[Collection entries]

* * * * * * *

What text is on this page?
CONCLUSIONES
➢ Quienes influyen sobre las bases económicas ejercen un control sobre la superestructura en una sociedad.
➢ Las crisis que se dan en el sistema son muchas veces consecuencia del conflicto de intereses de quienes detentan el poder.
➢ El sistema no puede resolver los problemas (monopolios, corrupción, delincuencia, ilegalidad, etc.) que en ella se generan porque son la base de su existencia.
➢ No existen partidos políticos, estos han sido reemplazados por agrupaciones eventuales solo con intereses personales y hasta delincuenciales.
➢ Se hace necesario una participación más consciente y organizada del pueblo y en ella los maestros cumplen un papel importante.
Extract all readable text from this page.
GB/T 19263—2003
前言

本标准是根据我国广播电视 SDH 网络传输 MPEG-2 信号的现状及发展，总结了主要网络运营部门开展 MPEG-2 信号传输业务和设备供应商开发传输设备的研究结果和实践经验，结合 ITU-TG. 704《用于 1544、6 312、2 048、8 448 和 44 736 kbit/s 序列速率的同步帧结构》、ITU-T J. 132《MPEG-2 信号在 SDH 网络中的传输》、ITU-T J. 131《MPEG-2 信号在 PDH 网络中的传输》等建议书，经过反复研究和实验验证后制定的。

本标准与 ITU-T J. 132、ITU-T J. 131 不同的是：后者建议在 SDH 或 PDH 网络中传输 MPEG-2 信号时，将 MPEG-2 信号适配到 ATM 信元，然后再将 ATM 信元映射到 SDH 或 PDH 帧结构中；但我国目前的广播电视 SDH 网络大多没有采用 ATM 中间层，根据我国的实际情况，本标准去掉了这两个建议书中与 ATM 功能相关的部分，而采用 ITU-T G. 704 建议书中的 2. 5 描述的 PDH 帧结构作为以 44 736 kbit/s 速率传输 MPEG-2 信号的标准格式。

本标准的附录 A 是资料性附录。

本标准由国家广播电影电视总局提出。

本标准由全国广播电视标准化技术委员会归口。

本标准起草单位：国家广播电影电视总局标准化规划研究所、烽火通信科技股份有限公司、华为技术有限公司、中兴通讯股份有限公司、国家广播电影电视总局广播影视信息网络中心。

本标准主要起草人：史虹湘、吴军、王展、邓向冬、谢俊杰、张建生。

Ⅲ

* * * * * * *

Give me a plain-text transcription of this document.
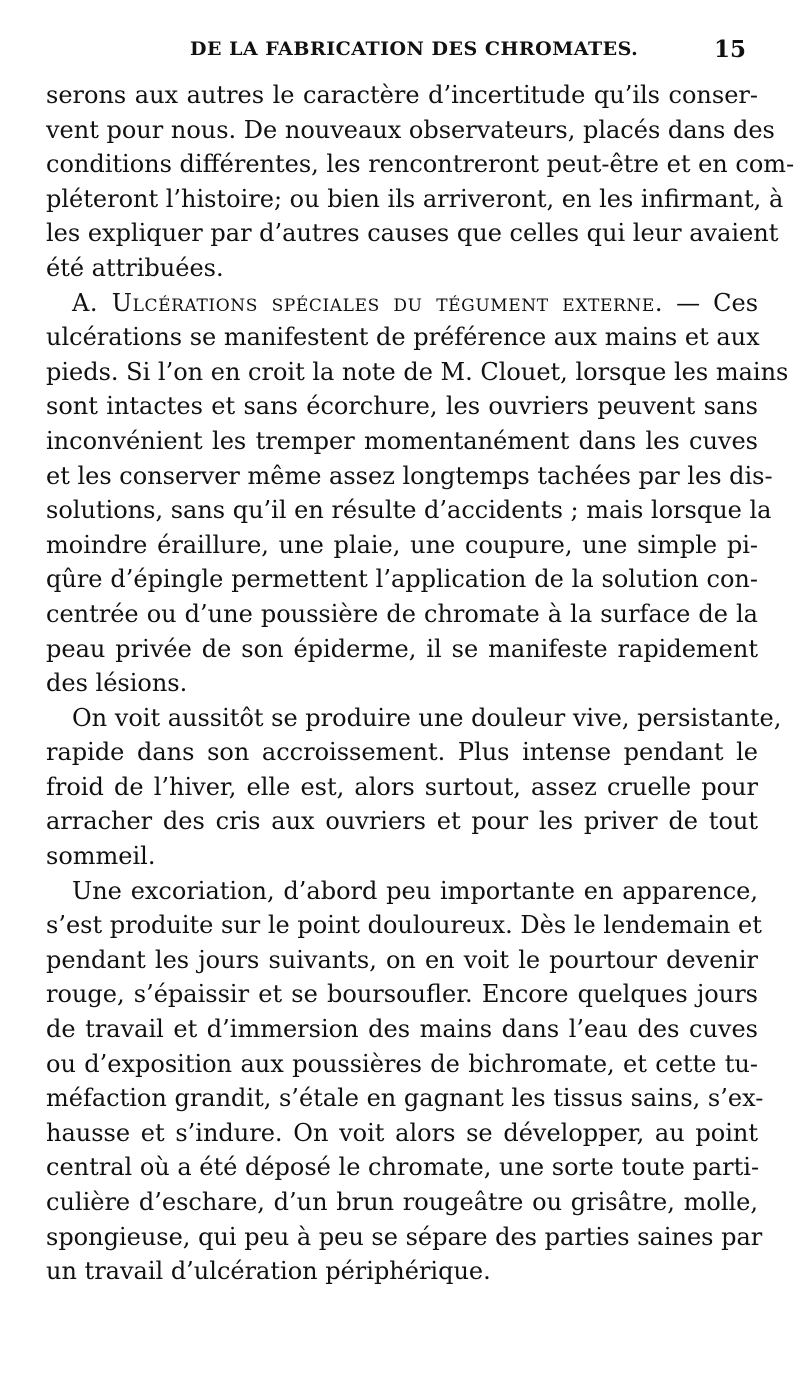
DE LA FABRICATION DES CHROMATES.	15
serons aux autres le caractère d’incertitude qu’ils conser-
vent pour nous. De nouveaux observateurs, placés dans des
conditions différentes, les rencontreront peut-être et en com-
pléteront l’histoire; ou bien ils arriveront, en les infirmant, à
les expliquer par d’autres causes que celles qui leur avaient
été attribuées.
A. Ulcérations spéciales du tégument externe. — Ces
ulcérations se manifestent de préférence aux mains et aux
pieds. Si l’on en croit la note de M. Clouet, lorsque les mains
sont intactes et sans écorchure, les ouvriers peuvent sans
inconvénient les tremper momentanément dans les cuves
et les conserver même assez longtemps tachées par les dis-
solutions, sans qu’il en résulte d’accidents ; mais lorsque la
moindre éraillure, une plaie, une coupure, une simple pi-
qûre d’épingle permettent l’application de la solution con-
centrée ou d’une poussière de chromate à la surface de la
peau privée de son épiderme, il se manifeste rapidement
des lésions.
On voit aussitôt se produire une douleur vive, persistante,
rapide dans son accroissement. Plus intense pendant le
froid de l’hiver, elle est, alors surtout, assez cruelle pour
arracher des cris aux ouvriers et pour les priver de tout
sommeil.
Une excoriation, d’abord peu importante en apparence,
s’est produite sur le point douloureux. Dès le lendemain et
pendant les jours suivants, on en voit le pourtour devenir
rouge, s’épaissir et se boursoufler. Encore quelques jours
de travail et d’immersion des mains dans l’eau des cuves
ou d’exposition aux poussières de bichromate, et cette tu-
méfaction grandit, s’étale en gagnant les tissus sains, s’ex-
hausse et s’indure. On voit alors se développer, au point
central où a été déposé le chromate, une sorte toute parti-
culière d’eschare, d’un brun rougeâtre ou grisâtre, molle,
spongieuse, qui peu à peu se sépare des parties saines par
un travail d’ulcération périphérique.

* * * * * * *

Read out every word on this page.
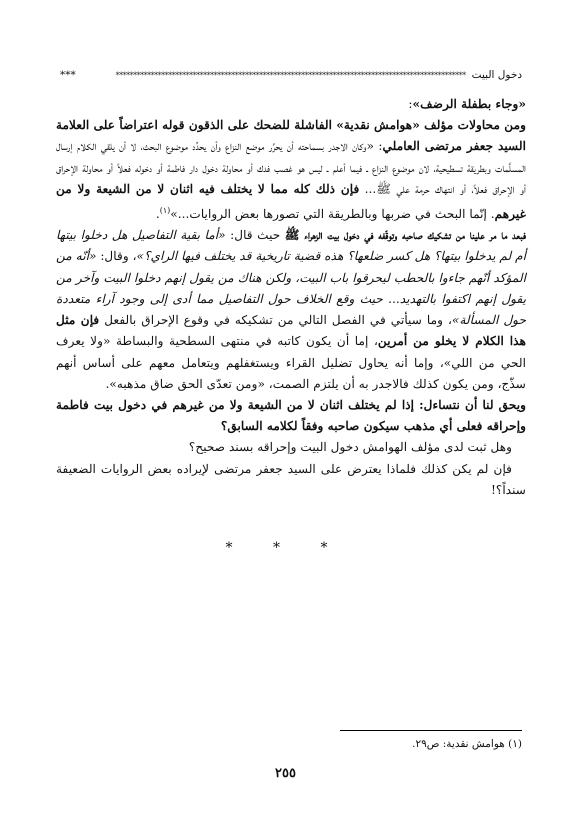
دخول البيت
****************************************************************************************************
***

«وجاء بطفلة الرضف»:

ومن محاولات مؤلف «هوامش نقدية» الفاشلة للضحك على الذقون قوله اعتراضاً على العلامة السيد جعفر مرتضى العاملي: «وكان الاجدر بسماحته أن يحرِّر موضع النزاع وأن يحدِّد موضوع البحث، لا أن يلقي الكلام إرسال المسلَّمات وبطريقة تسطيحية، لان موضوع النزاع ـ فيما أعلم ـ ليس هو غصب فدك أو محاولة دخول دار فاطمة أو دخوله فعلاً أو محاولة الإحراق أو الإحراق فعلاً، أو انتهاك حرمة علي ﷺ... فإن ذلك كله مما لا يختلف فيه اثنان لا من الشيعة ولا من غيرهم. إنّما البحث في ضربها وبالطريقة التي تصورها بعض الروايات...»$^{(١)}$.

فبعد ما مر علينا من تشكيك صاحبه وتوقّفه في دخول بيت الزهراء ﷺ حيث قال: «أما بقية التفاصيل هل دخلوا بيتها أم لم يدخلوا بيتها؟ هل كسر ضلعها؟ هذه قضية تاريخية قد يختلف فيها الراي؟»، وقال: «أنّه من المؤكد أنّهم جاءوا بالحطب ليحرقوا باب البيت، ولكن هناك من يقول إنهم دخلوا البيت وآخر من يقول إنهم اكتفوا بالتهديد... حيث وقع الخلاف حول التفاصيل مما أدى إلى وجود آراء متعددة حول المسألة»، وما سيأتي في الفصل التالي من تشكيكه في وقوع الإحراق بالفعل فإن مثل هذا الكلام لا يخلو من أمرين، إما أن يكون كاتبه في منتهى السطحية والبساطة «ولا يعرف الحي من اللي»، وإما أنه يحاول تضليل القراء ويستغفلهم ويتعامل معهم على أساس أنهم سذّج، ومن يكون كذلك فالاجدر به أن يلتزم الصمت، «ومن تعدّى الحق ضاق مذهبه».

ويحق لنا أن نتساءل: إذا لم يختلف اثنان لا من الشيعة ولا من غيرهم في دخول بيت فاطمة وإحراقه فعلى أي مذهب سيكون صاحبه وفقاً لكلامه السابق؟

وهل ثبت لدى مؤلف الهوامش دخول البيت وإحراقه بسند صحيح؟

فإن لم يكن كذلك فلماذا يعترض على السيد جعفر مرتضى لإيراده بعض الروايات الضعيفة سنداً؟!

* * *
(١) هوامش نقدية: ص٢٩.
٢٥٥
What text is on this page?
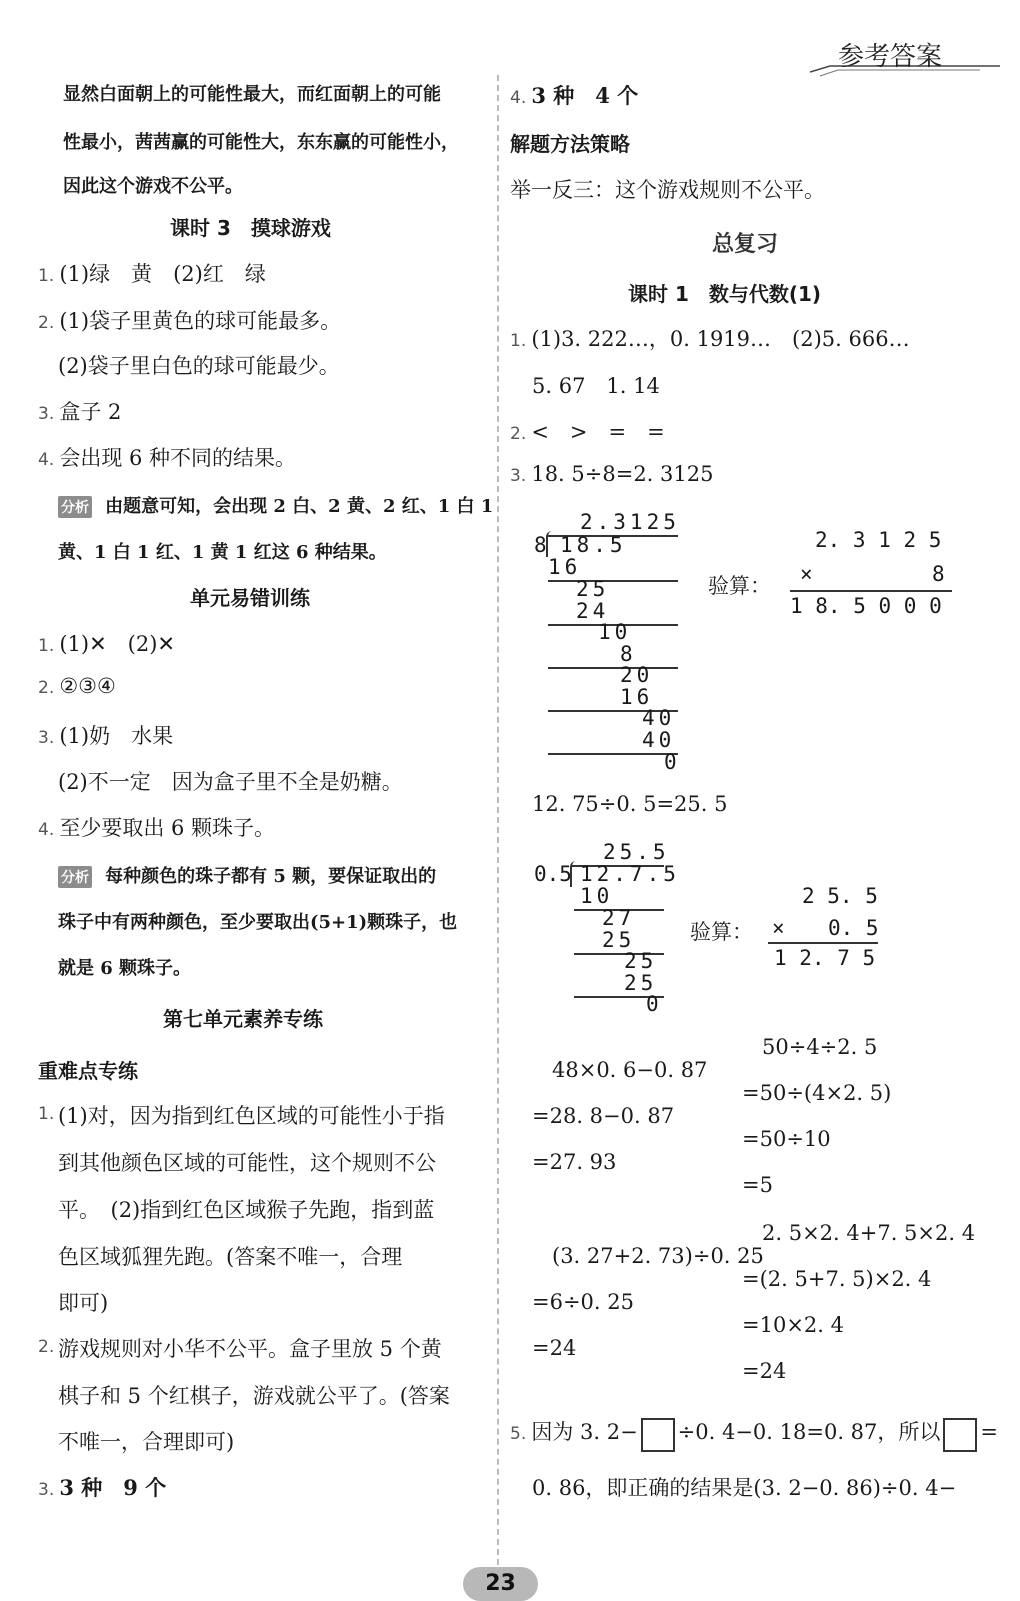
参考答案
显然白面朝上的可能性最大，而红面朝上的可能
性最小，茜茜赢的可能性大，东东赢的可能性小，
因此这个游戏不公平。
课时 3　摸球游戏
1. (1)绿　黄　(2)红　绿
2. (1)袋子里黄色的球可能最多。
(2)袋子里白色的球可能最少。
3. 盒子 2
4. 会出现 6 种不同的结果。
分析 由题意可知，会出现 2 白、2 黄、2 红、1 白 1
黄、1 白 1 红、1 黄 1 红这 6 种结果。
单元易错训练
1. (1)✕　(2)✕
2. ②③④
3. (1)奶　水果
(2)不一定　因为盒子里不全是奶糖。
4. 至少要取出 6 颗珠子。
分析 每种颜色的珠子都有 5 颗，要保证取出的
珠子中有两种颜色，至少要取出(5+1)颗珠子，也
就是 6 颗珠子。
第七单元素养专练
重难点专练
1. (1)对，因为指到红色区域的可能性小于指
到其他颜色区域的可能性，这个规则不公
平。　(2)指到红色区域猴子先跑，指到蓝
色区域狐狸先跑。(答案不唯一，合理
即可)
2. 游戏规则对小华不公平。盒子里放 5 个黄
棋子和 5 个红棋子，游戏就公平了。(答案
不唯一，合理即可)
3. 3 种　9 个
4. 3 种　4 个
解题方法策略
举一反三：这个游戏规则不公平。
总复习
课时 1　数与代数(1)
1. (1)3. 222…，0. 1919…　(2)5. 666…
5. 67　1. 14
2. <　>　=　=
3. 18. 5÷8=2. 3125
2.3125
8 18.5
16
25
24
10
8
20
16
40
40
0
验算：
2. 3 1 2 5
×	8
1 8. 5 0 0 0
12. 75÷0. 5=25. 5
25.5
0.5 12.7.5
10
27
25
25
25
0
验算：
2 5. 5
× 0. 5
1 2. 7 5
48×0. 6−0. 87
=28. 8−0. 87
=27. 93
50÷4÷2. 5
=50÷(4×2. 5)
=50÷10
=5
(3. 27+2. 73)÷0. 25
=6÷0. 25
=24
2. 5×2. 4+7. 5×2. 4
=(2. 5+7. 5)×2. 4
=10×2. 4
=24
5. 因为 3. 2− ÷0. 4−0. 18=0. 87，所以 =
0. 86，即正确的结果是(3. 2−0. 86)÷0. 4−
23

* * * * * * *

Show all lines above holding "intereses".

➢ Las crisis que se dan en el sistema son muchas veces consecuencia del conflicto de intereses de quienes detentan el poder.
➢ No existen partidos políticos, estos han sido reemplazados por agrupaciones eventuales solo con intereses personales y hasta delincuenciales.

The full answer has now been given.